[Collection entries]

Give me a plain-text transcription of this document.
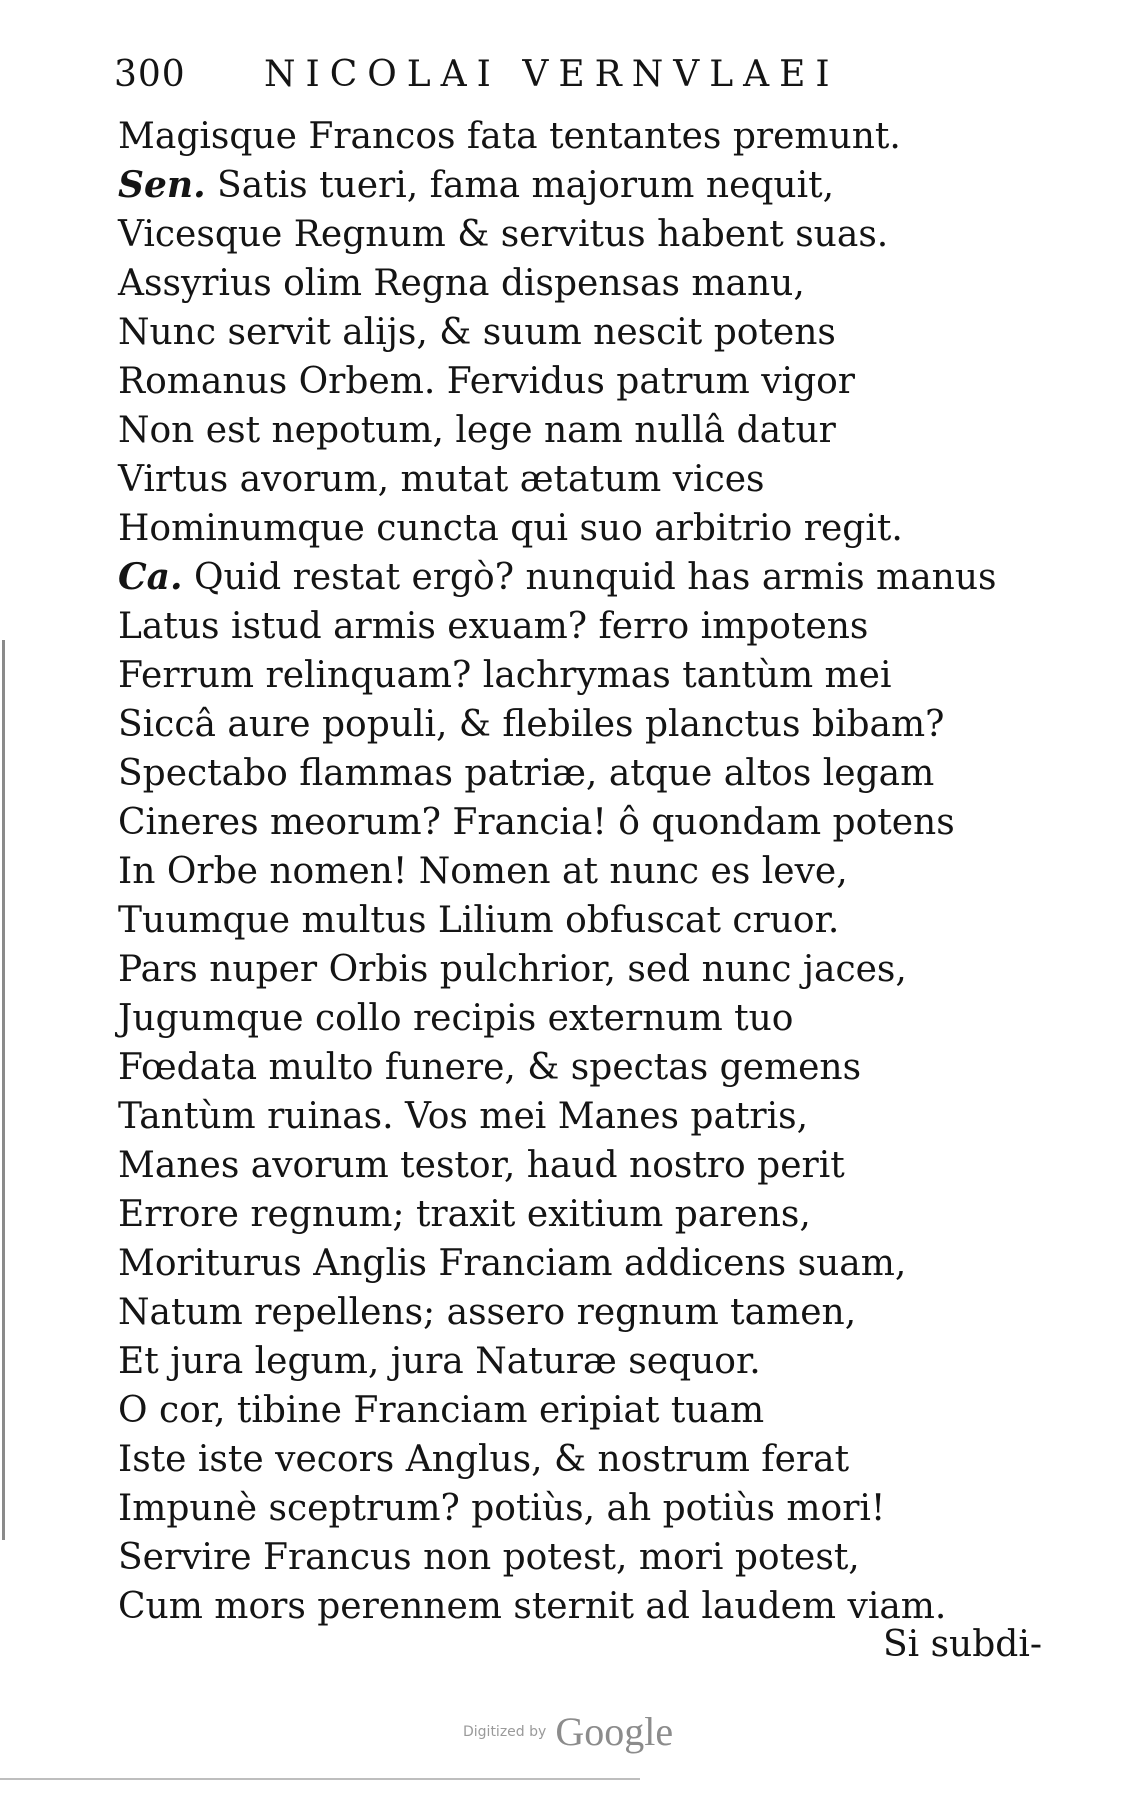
300 NICOLAI VERNVLAEI
Magisque Francos fata tentantes premunt.
Sen. Satis tueri, fama majorum nequit,
Vicesque Regnum & servitus habent suas.
Assyrius olim Regna dispensas manu,
Nunc servit alijs, & suum nescit potens
Romanus Orbem. Fervidus patrum vigor
Non est nepotum, lege nam nullâ datur
Virtus avorum, mutat ætatum vices
Hominumque cuncta qui suo arbitrio regit.
Ca. Quid restat ergò? nunquid has armis manus
Latus istud armis exuam? ferro impotens
Ferrum relinquam? lachrymas tantùm mei
Siccâ aure populi, & flebiles planctus bibam?
Spectabo flammas patriæ, atque altos legam
Cineres meorum? Francia! ô quondam potens
In Orbe nomen! Nomen at nunc es leve,
Tuumque multus Lilium obfuscat cruor.
Pars nuper Orbis pulchrior, sed nunc jaces,
Jugumque collo recipis externum tuo
Fœdata multo funere, & spectas gemens
Tantùm ruinas. Vos mei Manes patris,
Manes avorum testor, haud nostro perit
Errore regnum; traxit exitium parens,
Moriturus Anglis Franciam addicens suam,
Natum repellens; assero regnum tamen,
Et jura legum, jura Naturæ sequor.
O cor, tibine Franciam eripiat tuam
Iste iste vecors Anglus, & nostrum ferat
Impunè sceptrum? potiùs, ah potiùs mori!
Servire Francus non potest, mori potest,
Cum mors perennem sternit ad laudem viam.
Si subdi-
Digitized by Google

### Task directions:
Show each line holding the word "Franciam".

### The response:
Moriturus Anglis Franciam addicens suam,
O cor, tibine Franciam eripiat tuam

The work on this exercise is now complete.